GIVEN DATA -
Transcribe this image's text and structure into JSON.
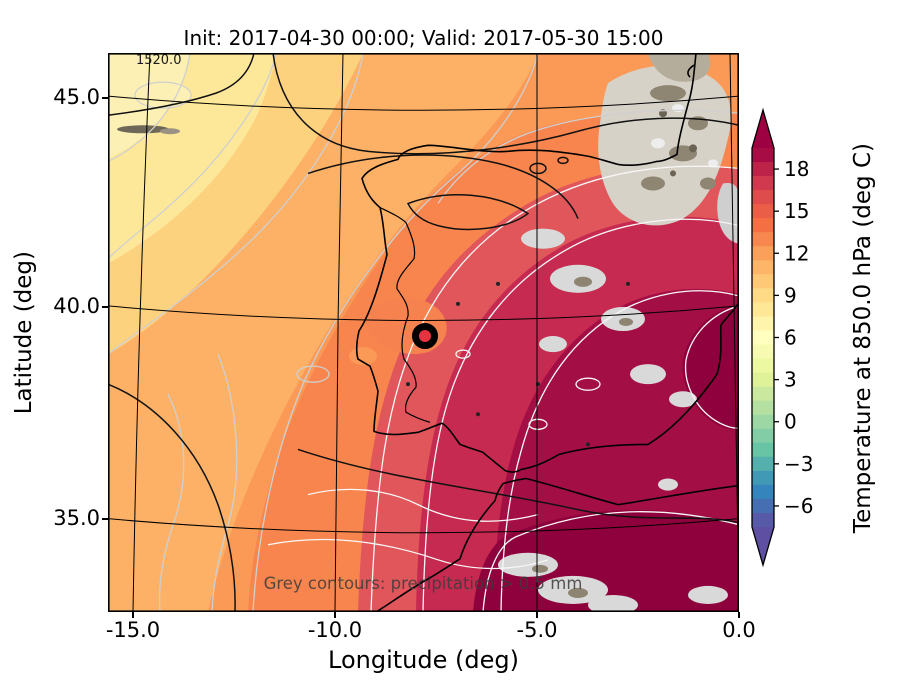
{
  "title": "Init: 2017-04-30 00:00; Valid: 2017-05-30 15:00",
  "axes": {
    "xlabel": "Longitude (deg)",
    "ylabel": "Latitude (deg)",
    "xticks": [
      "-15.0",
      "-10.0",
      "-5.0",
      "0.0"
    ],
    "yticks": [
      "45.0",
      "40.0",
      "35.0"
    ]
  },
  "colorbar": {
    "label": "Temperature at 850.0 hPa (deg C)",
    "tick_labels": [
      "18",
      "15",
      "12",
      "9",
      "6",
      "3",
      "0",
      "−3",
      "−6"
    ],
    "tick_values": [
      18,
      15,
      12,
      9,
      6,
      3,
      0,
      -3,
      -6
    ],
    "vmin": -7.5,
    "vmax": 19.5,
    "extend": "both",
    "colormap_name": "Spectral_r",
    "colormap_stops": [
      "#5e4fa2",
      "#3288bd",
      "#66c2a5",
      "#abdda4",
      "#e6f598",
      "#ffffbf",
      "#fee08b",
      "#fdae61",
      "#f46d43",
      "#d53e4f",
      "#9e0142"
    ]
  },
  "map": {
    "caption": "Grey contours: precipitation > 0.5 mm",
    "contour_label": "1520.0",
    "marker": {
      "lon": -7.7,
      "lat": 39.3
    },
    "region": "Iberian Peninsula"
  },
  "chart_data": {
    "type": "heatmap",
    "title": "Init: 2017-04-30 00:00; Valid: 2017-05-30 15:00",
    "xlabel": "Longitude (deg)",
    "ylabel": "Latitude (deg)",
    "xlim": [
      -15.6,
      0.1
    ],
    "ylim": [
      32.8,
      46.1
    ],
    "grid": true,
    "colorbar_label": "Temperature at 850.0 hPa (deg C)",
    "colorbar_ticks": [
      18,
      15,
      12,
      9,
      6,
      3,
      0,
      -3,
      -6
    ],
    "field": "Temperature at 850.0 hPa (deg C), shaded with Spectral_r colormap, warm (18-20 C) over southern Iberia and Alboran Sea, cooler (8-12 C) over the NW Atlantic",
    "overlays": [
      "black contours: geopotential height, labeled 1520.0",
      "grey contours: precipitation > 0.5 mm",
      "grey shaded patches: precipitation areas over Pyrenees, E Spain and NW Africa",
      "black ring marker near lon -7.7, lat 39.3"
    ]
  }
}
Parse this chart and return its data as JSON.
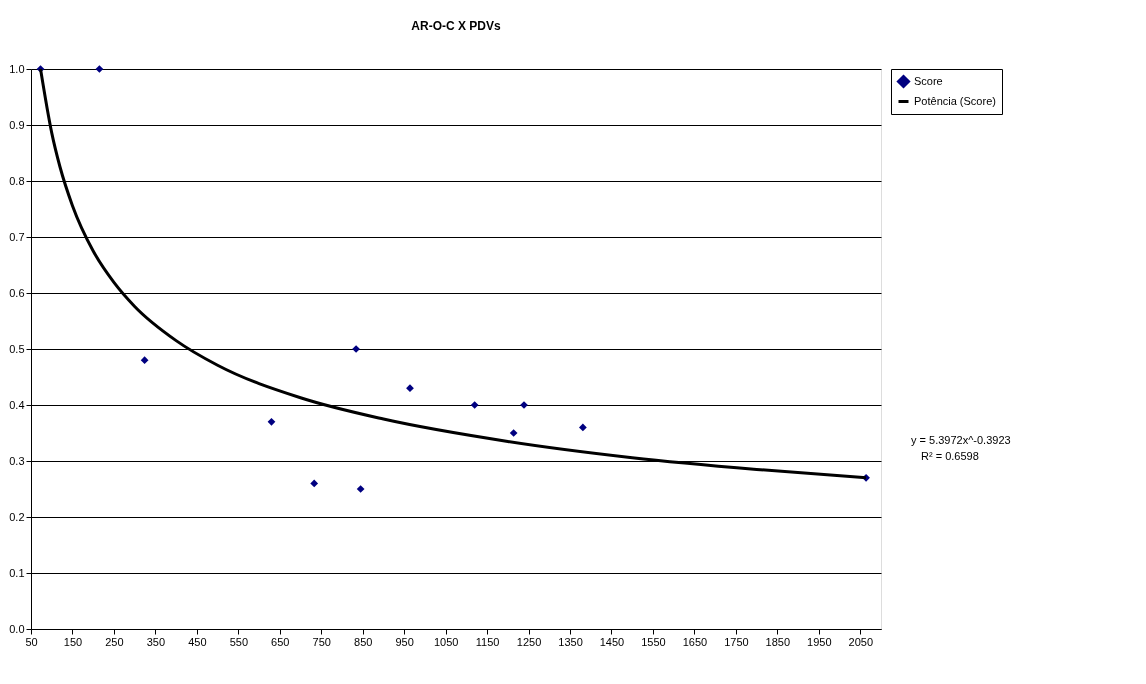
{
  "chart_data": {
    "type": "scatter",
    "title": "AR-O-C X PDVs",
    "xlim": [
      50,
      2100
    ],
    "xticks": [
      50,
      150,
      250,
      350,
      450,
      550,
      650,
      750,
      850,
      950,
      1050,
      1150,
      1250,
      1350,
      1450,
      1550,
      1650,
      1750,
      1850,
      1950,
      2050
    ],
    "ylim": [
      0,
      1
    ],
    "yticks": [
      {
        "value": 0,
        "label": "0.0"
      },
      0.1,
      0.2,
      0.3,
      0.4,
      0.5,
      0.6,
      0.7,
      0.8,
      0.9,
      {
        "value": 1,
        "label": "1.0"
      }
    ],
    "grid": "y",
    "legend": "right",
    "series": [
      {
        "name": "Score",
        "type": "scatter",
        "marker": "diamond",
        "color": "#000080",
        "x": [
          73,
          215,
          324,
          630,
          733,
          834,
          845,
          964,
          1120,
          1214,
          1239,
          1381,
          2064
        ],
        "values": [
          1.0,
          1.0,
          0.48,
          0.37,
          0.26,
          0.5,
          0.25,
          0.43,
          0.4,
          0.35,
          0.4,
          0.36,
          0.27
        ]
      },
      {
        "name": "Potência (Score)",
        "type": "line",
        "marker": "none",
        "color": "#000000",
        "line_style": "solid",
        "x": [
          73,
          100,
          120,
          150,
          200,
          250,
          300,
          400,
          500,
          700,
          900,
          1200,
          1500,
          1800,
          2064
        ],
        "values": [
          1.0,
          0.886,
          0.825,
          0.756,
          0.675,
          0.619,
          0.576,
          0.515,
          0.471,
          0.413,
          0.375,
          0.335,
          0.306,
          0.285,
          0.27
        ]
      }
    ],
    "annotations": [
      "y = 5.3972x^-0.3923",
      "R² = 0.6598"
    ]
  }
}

GOAL - Without the pictures, repeat all the records word for word.

OUTPUT BELOW -
Transcribe this image's text and structure into JSON.
{
  "title": "Init: 2017-04-30 00:00; Valid: 2017-05-30 15:00",
  "axes": {
    "xlabel": "Longitude (deg)",
    "ylabel": "Latitude (deg)",
    "xticks": [
      "-15.0",
      "-10.0",
      "-5.0",
      "0.0"
    ],
    "yticks": [
      "45.0",
      "40.0",
      "35.0"
    ]
  },
  "colorbar": {
    "label": "Temperature at 850.0 hPa (deg C)",
    "tick_labels": [
      "18",
      "15",
      "12",
      "9",
      "6",
      "3",
      "0",
      "−3",
      "−6"
    ],
    "tick_values": [
      18,
      15,
      12,
      9,
      6,
      3,
      0,
      -3,
      -6
    ],
    "vmin": -7.5,
    "vmax": 19.5,
    "extend": "both",
    "colormap_name": "Spectral_r",
    "colormap_stops": [
      "#5e4fa2",
      "#3288bd",
      "#66c2a5",
      "#abdda4",
      "#e6f598",
      "#ffffbf",
      "#fee08b",
      "#fdae61",
      "#f46d43",
      "#d53e4f",
      "#9e0142"
    ]
  },
  "map": {
    "caption": "Grey contours: precipitation > 0.5 mm",
    "contour_label": "1520.0",
    "marker": {
      "lon": -7.7,
      "lat": 39.3
    },
    "region": "Iberian Peninsula"
  },
  "chart_data": {
    "type": "heatmap",
    "title": "Init: 2017-04-30 00:00; Valid: 2017-05-30 15:00",
    "xlabel": "Longitude (deg)",
    "ylabel": "Latitude (deg)",
    "xlim": [
      -15.6,
      0.1
    ],
    "ylim": [
      32.8,
      46.1
    ],
    "grid": true,
    "colorbar_label": "Temperature at 850.0 hPa (deg C)",
    "colorbar_ticks": [
      18,
      15,
      12,
      9,
      6,
      3,
      0,
      -3,
      -6
    ],
    "field": "Temperature at 850.0 hPa (deg C), shaded with Spectral_r colormap, warm (18-20 C) over southern Iberia and Alboran Sea, cooler (8-12 C) over the NW Atlantic",
    "overlays": [
      "black contours: geopotential height, labeled 1520.0",
      "grey contours: precipitation > 0.5 mm",
      "grey shaded patches: precipitation areas over Pyrenees, E Spain and NW Africa",
      "black ring marker near lon -7.7, lat 39.3"
    ]
  }
}
Parse this chart and return its data as JSON.
{
  "chart_data": {
    "type": "scatter",
    "title": "AR-O-C X PDVs",
    "xlim": [
      50,
      2100
    ],
    "xticks": [
      50,
      150,
      250,
      350,
      450,
      550,
      650,
      750,
      850,
      950,
      1050,
      1150,
      1250,
      1350,
      1450,
      1550,
      1650,
      1750,
      1850,
      1950,
      2050
    ],
    "ylim": [
      0,
      1
    ],
    "yticks": [
      {
        "value": 0,
        "label": "0.0"
      },
      0.1,
      0.2,
      0.3,
      0.4,
      0.5,
      0.6,
      0.7,
      0.8,
      0.9,
      {
        "value": 1,
        "label": "1.0"
      }
    ],
    "grid": "y",
    "legend": "right",
    "series": [
      {
        "name": "Score",
        "type": "scatter",
        "marker": "diamond",
        "color": "#000080",
        "x": [
          73,
          215,
          324,
          630,
          733,
          834,
          845,
          964,
          1120,
          1214,
          1239,
          1381,
          2064
        ],
        "values": [
          1.0,
          1.0,
          0.48,
          0.37,
          0.26,
          0.5,
          0.25,
          0.43,
          0.4,
          0.35,
          0.4,
          0.36,
          0.27
        ]
      },
      {
        "name": "Potência (Score)",
        "type": "line",
        "marker": "none",
        "color": "#000000",
        "line_style": "solid",
        "x": [
          73,
          100,
          120,
          150,
          200,
          250,
          300,
          400,
          500,
          700,
          900,
          1200,
          1500,
          1800,
          2064
        ],
        "values": [
          1.0,
          0.886,
          0.825,
          0.756,
          0.675,
          0.619,
          0.576,
          0.515,
          0.471,
          0.413,
          0.375,
          0.335,
          0.306,
          0.285,
          0.27
        ]
      }
    ],
    "annotations": [
      "y = 5.3972x^-0.3923",
      "R² = 0.6598"
    ]
  }
}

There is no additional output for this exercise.